GIVEN RECORDS:
========
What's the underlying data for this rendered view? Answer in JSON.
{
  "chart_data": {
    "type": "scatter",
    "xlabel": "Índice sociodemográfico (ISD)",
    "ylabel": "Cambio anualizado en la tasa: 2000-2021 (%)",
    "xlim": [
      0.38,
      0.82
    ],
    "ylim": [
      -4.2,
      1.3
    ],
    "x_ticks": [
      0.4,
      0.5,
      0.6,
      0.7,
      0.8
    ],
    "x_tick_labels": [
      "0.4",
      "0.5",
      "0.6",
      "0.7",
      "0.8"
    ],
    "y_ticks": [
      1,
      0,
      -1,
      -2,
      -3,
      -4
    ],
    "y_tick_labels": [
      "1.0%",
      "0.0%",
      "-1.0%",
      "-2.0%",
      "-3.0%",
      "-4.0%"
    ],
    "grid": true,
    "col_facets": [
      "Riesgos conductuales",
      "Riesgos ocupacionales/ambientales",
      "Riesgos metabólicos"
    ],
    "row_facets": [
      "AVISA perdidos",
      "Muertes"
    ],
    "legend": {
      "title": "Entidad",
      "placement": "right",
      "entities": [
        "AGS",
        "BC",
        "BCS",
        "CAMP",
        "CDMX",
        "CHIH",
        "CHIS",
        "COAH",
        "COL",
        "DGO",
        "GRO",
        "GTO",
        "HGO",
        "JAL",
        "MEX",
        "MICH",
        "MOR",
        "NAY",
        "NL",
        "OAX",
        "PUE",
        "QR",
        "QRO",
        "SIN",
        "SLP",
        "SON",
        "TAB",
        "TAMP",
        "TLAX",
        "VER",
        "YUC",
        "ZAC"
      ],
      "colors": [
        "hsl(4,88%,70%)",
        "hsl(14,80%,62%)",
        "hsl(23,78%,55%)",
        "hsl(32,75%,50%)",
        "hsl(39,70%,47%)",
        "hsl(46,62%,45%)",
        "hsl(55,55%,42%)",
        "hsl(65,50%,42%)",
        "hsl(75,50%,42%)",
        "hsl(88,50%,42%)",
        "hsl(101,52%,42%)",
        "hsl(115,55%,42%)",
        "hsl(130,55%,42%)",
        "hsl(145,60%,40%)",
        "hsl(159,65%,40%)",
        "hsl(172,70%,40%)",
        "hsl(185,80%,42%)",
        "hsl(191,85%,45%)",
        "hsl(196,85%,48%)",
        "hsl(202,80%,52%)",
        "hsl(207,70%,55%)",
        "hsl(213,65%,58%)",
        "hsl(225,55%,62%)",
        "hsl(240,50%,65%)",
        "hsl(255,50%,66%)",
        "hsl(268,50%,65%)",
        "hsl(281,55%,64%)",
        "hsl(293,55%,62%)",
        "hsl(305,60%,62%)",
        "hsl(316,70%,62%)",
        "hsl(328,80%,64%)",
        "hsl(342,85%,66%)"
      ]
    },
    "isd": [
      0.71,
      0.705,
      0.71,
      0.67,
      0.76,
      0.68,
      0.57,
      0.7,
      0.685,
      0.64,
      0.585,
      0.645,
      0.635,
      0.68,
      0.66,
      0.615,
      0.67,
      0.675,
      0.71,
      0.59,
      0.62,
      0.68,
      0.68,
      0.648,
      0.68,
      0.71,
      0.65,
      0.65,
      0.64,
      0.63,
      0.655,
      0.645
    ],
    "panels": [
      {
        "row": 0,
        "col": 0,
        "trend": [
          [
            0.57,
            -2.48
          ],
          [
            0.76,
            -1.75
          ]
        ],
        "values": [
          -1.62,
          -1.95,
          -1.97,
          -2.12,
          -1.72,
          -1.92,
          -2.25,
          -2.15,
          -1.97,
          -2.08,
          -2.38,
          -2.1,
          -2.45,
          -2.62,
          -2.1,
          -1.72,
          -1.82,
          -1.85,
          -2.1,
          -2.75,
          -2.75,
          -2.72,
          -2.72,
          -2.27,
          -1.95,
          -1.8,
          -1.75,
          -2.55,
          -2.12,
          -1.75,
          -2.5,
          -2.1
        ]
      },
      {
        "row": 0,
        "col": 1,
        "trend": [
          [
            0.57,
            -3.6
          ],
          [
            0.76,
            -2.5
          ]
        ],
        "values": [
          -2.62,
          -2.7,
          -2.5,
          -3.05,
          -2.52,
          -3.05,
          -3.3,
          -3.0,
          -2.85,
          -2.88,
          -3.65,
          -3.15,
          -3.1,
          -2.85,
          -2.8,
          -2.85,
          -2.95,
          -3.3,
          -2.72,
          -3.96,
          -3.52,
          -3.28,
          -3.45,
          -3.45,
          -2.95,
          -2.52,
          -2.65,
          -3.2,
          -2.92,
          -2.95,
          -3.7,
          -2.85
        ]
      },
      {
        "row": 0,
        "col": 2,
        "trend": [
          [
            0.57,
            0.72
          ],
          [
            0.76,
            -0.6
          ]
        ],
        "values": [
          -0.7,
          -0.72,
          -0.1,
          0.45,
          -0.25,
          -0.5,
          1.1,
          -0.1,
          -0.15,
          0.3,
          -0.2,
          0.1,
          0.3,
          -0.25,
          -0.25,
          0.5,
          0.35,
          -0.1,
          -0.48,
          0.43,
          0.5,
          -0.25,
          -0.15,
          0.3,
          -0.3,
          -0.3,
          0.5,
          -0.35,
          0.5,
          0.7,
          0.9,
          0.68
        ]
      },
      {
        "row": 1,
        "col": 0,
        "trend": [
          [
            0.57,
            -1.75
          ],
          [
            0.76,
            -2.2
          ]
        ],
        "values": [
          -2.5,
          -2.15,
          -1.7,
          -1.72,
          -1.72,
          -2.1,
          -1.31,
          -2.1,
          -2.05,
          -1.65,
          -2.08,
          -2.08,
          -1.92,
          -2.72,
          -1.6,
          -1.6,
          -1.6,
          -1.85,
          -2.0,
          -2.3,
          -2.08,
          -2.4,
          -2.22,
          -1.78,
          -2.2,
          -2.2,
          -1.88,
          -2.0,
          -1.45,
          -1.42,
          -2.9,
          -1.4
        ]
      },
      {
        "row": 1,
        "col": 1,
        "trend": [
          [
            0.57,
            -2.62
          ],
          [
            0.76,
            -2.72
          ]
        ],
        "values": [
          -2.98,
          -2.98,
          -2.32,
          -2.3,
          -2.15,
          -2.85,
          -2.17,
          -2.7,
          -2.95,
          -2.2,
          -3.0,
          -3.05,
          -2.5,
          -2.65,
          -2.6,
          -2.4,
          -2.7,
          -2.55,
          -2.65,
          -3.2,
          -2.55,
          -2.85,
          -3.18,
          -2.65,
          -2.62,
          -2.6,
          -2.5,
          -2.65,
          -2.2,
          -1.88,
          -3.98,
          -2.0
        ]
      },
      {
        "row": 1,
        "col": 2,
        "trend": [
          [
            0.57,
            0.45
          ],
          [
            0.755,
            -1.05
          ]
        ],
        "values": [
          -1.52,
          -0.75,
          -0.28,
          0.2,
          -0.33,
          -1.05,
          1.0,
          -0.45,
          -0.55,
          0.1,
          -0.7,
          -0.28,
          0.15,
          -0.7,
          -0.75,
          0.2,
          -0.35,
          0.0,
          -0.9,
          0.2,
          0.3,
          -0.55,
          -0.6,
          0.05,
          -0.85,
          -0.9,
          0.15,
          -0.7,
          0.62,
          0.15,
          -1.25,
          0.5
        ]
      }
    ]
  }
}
========
WORK INSTRUCTIONS:
Transcribe every entry word for word.

SOLUTION FOR THIS PROBLEM:
What's the underlying data for this rendered view? Answer in JSON.
{
  "chart_data": {
    "type": "scatter",
    "xlabel": "Índice sociodemográfico (ISD)",
    "ylabel": "Cambio anualizado en la tasa: 2000-2021 (%)",
    "xlim": [
      0.38,
      0.82
    ],
    "ylim": [
      -4.2,
      1.3
    ],
    "x_ticks": [
      0.4,
      0.5,
      0.6,
      0.7,
      0.8
    ],
    "x_tick_labels": [
      "0.4",
      "0.5",
      "0.6",
      "0.7",
      "0.8"
    ],
    "y_ticks": [
      1,
      0,
      -1,
      -2,
      -3,
      -4
    ],
    "y_tick_labels": [
      "1.0%",
      "0.0%",
      "-1.0%",
      "-2.0%",
      "-3.0%",
      "-4.0%"
    ],
    "grid": true,
    "col_facets": [
      "Riesgos conductuales",
      "Riesgos ocupacionales/ambientales",
      "Riesgos metabólicos"
    ],
    "row_facets": [
      "AVISA perdidos",
      "Muertes"
    ],
    "legend": {
      "title": "Entidad",
      "placement": "right",
      "entities": [
        "AGS",
        "BC",
        "BCS",
        "CAMP",
        "CDMX",
        "CHIH",
        "CHIS",
        "COAH",
        "COL",
        "DGO",
        "GRO",
        "GTO",
        "HGO",
        "JAL",
        "MEX",
        "MICH",
        "MOR",
        "NAY",
        "NL",
        "OAX",
        "PUE",
        "QR",
        "QRO",
        "SIN",
        "SLP",
        "SON",
        "TAB",
        "TAMP",
        "TLAX",
        "VER",
        "YUC",
        "ZAC"
      ],
      "colors": [
        "hsl(4,88%,70%)",
        "hsl(14,80%,62%)",
        "hsl(23,78%,55%)",
        "hsl(32,75%,50%)",
        "hsl(39,70%,47%)",
        "hsl(46,62%,45%)",
        "hsl(55,55%,42%)",
        "hsl(65,50%,42%)",
        "hsl(75,50%,42%)",
        "hsl(88,50%,42%)",
        "hsl(101,52%,42%)",
        "hsl(115,55%,42%)",
        "hsl(130,55%,42%)",
        "hsl(145,60%,40%)",
        "hsl(159,65%,40%)",
        "hsl(172,70%,40%)",
        "hsl(185,80%,42%)",
        "hsl(191,85%,45%)",
        "hsl(196,85%,48%)",
        "hsl(202,80%,52%)",
        "hsl(207,70%,55%)",
        "hsl(213,65%,58%)",
        "hsl(225,55%,62%)",
        "hsl(240,50%,65%)",
        "hsl(255,50%,66%)",
        "hsl(268,50%,65%)",
        "hsl(281,55%,64%)",
        "hsl(293,55%,62%)",
        "hsl(305,60%,62%)",
        "hsl(316,70%,62%)",
        "hsl(328,80%,64%)",
        "hsl(342,85%,66%)"
      ]
    },
    "isd": [
      0.71,
      0.705,
      0.71,
      0.67,
      0.76,
      0.68,
      0.57,
      0.7,
      0.685,
      0.64,
      0.585,
      0.645,
      0.635,
      0.68,
      0.66,
      0.615,
      0.67,
      0.675,
      0.71,
      0.59,
      0.62,
      0.68,
      0.68,
      0.648,
      0.68,
      0.71,
      0.65,
      0.65,
      0.64,
      0.63,
      0.655,
      0.645
    ],
    "panels": [
      {
        "row": 0,
        "col": 0,
        "trend": [
          [
            0.57,
            -2.48
          ],
          [
            0.76,
            -1.75
          ]
        ],
        "values": [
          -1.62,
          -1.95,
          -1.97,
          -2.12,
          -1.72,
          -1.92,
          -2.25,
          -2.15,
          -1.97,
          -2.08,
          -2.38,
          -2.1,
          -2.45,
          -2.62,
          -2.1,
          -1.72,
          -1.82,
          -1.85,
          -2.1,
          -2.75,
          -2.75,
          -2.72,
          -2.72,
          -2.27,
          -1.95,
          -1.8,
          -1.75,
          -2.55,
          -2.12,
          -1.75,
          -2.5,
          -2.1
        ]
      },
      {
        "row": 0,
        "col": 1,
        "trend": [
          [
            0.57,
            -3.6
          ],
          [
            0.76,
            -2.5
          ]
        ],
        "values": [
          -2.62,
          -2.7,
          -2.5,
          -3.05,
          -2.52,
          -3.05,
          -3.3,
          -3.0,
          -2.85,
          -2.88,
          -3.65,
          -3.15,
          -3.1,
          -2.85,
          -2.8,
          -2.85,
          -2.95,
          -3.3,
          -2.72,
          -3.96,
          -3.52,
          -3.28,
          -3.45,
          -3.45,
          -2.95,
          -2.52,
          -2.65,
          -3.2,
          -2.92,
          -2.95,
          -3.7,
          -2.85
        ]
      },
      {
        "row": 0,
        "col": 2,
        "trend": [
          [
            0.57,
            0.72
          ],
          [
            0.76,
            -0.6
          ]
        ],
        "values": [
          -0.7,
          -0.72,
          -0.1,
          0.45,
          -0.25,
          -0.5,
          1.1,
          -0.1,
          -0.15,
          0.3,
          -0.2,
          0.1,
          0.3,
          -0.25,
          -0.25,
          0.5,
          0.35,
          -0.1,
          -0.48,
          0.43,
          0.5,
          -0.25,
          -0.15,
          0.3,
          -0.3,
          -0.3,
          0.5,
          -0.35,
          0.5,
          0.7,
          0.9,
          0.68
        ]
      },
      {
        "row": 1,
        "col": 0,
        "trend": [
          [
            0.57,
            -1.75
          ],
          [
            0.76,
            -2.2
          ]
        ],
        "values": [
          -2.5,
          -2.15,
          -1.7,
          -1.72,
          -1.72,
          -2.1,
          -1.31,
          -2.1,
          -2.05,
          -1.65,
          -2.08,
          -2.08,
          -1.92,
          -2.72,
          -1.6,
          -1.6,
          -1.6,
          -1.85,
          -2.0,
          -2.3,
          -2.08,
          -2.4,
          -2.22,
          -1.78,
          -2.2,
          -2.2,
          -1.88,
          -2.0,
          -1.45,
          -1.42,
          -2.9,
          -1.4
        ]
      },
      {
        "row": 1,
        "col": 1,
        "trend": [
          [
            0.57,
            -2.62
          ],
          [
            0.76,
            -2.72
          ]
        ],
        "values": [
          -2.98,
          -2.98,
          -2.32,
          -2.3,
          -2.15,
          -2.85,
          -2.17,
          -2.7,
          -2.95,
          -2.2,
          -3.0,
          -3.05,
          -2.5,
          -2.65,
          -2.6,
          -2.4,
          -2.7,
          -2.55,
          -2.65,
          -3.2,
          -2.55,
          -2.85,
          -3.18,
          -2.65,
          -2.62,
          -2.6,
          -2.5,
          -2.65,
          -2.2,
          -1.88,
          -3.98,
          -2.0
        ]
      },
      {
        "row": 1,
        "col": 2,
        "trend": [
          [
            0.57,
            0.45
          ],
          [
            0.755,
            -1.05
          ]
        ],
        "values": [
          -1.52,
          -0.75,
          -0.28,
          0.2,
          -0.33,
          -1.05,
          1.0,
          -0.45,
          -0.55,
          0.1,
          -0.7,
          -0.28,
          0.15,
          -0.7,
          -0.75,
          0.2,
          -0.35,
          0.0,
          -0.9,
          0.2,
          0.3,
          -0.55,
          -0.6,
          0.05,
          -0.85,
          -0.9,
          0.15,
          -0.7,
          0.62,
          0.15,
          -1.25,
          0.5
        ]
      }
    ]
  }
}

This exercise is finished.